-- begin Supplied records --

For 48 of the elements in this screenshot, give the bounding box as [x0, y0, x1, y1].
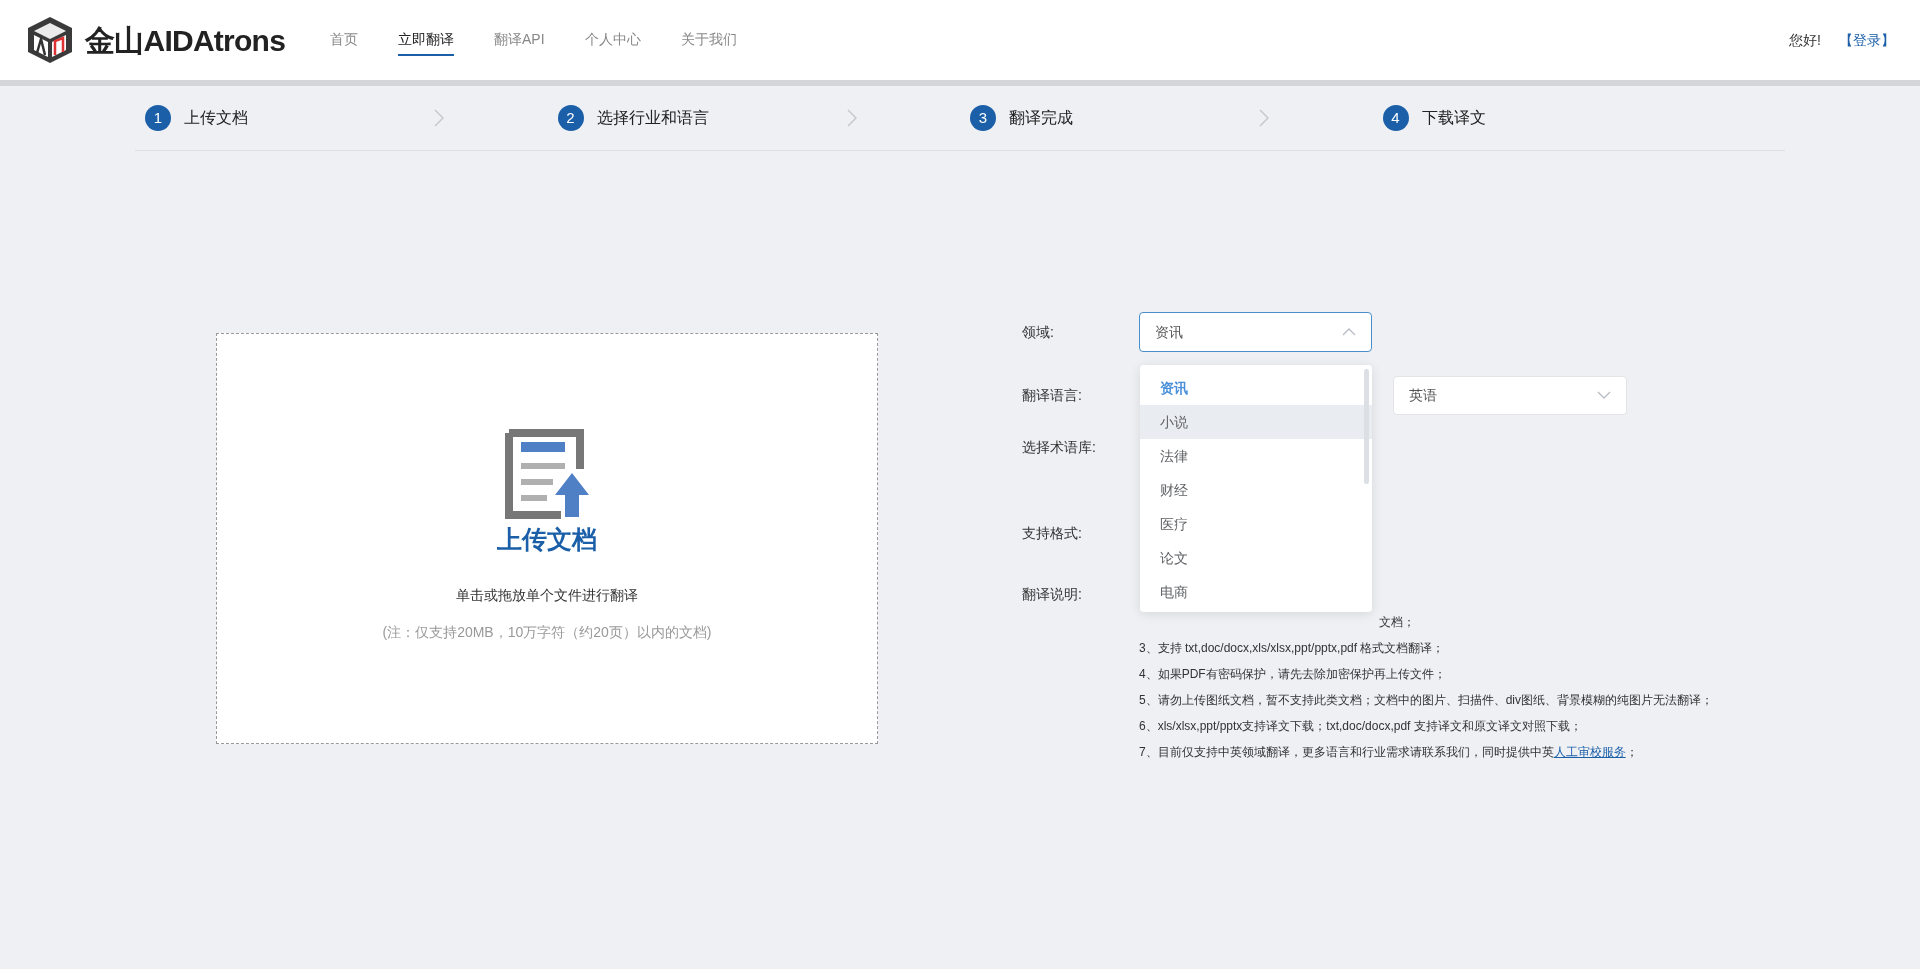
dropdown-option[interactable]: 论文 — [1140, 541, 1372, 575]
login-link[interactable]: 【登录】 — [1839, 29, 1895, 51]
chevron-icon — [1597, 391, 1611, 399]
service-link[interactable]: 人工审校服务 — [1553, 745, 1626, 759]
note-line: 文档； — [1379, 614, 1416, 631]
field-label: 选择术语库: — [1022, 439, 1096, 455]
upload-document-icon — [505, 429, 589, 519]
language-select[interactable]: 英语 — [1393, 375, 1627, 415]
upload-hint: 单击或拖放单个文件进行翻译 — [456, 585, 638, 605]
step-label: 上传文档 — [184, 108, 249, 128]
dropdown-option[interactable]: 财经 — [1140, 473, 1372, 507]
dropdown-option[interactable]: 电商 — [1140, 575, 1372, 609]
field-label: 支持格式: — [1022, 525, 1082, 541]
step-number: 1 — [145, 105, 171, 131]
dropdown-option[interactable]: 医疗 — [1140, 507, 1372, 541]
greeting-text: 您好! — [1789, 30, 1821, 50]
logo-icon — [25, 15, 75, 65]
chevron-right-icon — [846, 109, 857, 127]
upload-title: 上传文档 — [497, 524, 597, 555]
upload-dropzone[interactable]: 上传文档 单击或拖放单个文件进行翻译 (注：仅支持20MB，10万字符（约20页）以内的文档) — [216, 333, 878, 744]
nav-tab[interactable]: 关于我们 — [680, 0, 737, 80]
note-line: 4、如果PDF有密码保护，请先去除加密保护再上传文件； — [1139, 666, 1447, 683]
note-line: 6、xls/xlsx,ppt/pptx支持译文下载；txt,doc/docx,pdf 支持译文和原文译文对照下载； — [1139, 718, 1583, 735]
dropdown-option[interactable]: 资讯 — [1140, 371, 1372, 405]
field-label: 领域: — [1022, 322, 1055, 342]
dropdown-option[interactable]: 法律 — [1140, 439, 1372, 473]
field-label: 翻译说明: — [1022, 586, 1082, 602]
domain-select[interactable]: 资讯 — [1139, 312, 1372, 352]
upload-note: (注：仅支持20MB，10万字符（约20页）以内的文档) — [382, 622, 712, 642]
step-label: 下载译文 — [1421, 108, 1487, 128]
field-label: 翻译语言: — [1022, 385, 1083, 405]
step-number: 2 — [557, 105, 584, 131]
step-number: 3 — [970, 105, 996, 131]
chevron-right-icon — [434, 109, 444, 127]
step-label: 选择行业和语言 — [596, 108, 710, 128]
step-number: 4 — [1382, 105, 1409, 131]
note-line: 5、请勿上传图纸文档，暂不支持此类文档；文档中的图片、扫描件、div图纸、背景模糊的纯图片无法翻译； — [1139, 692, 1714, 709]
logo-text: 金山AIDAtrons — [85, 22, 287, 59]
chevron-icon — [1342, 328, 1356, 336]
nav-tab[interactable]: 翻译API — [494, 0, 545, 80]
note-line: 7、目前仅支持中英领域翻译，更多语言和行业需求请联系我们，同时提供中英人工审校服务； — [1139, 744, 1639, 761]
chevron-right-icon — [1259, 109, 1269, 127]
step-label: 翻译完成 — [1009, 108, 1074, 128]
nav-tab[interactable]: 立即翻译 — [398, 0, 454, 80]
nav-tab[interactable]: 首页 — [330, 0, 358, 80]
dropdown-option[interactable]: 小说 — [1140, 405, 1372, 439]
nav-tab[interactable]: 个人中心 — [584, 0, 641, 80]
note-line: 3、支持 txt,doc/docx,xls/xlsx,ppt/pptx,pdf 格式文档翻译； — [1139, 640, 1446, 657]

-- end Supplied records --
-- begin Supplied records --

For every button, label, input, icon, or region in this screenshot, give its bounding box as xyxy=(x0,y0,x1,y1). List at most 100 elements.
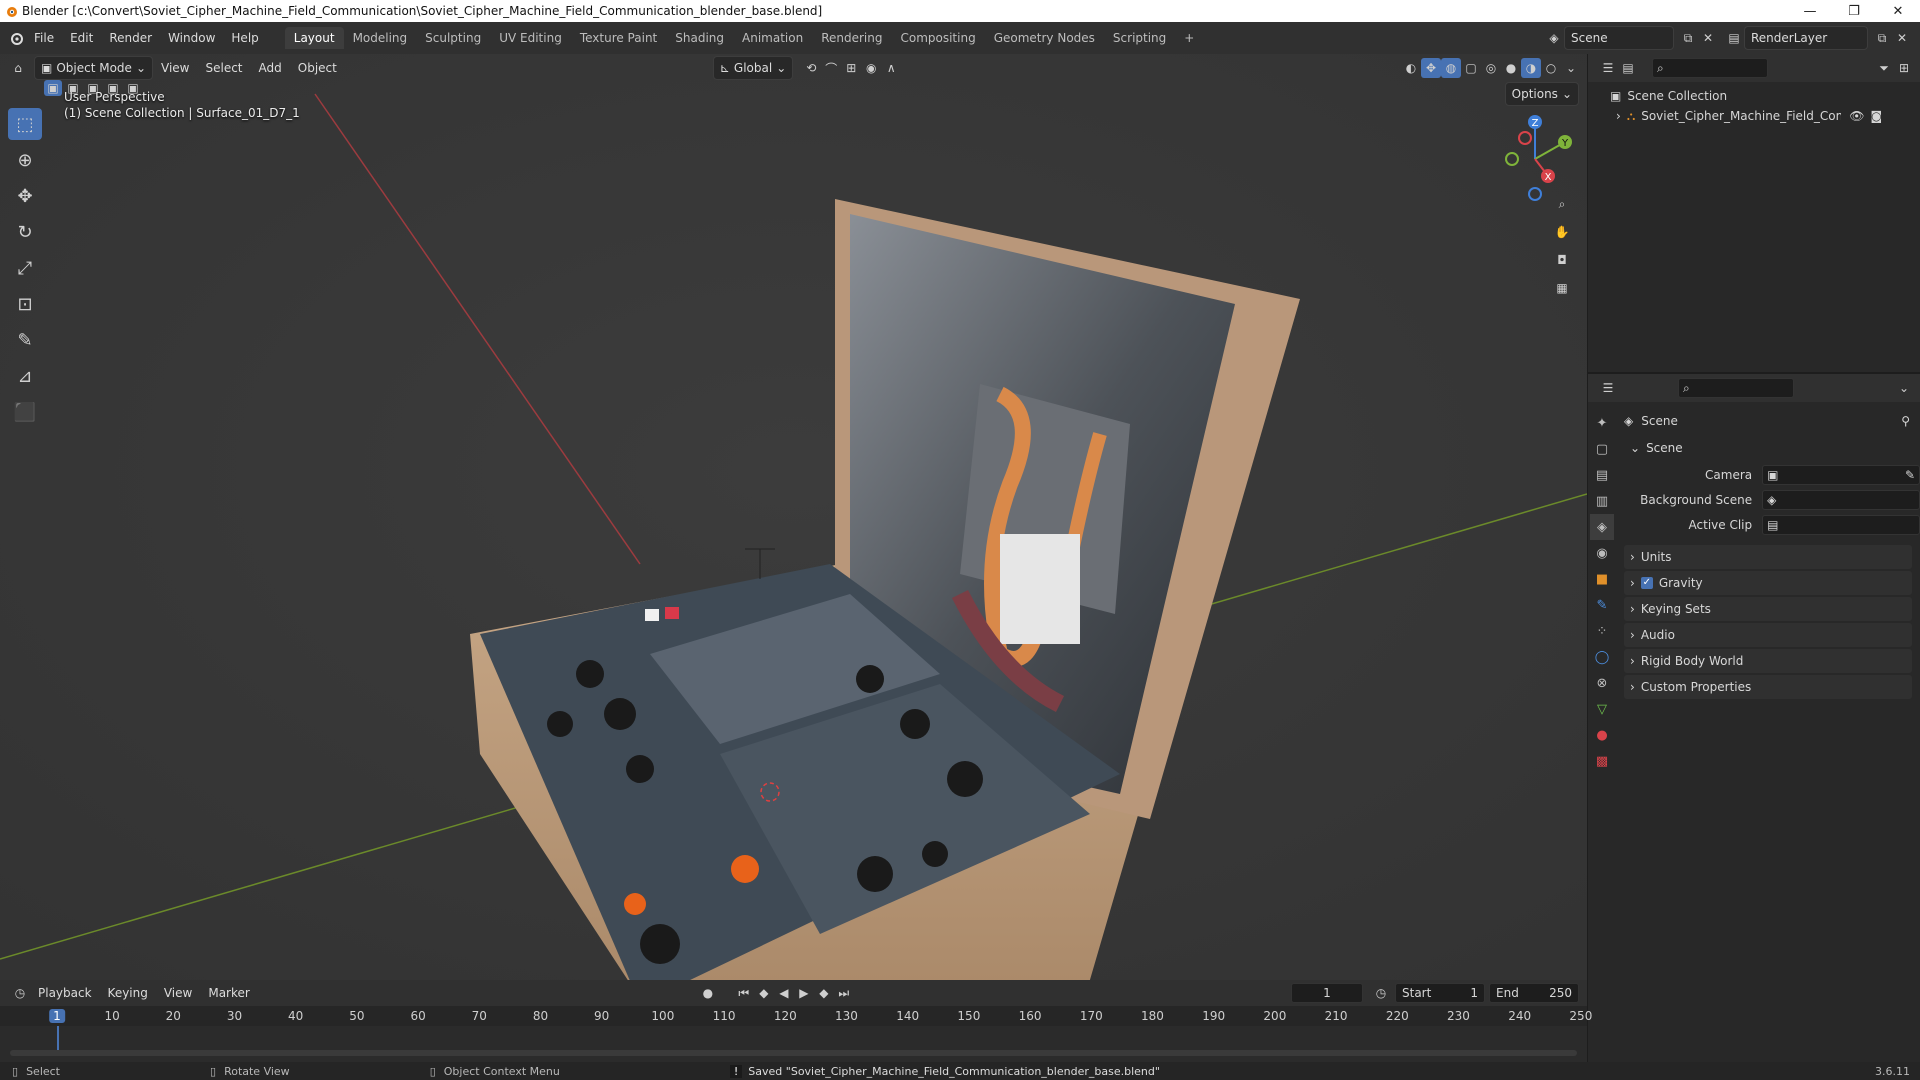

-- end Supplied records --
-- begin Supplied records --

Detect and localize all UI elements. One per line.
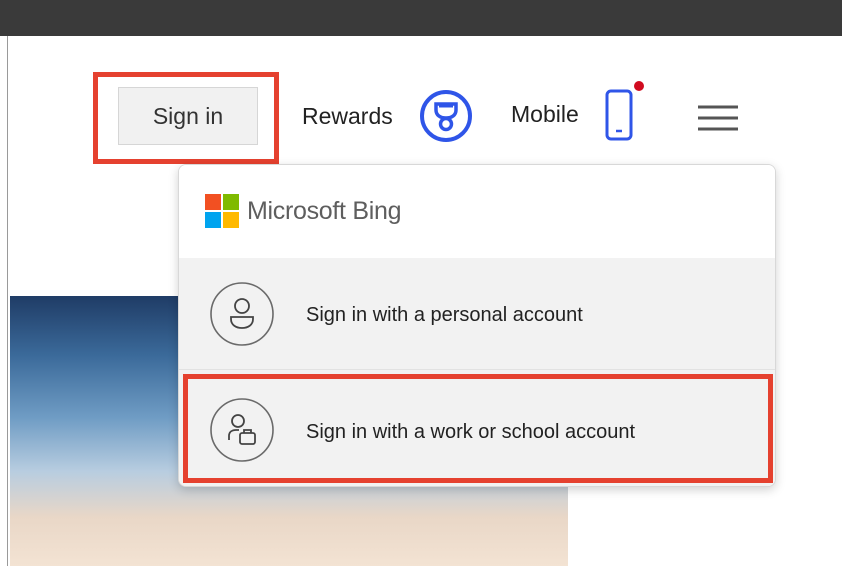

-- end Supplied records --

◆ What the exercise asks
Count how many lines of the records above contain the string "field", treating uppercase and lowercase as different, and reply with only the number.

◆ Correct output
5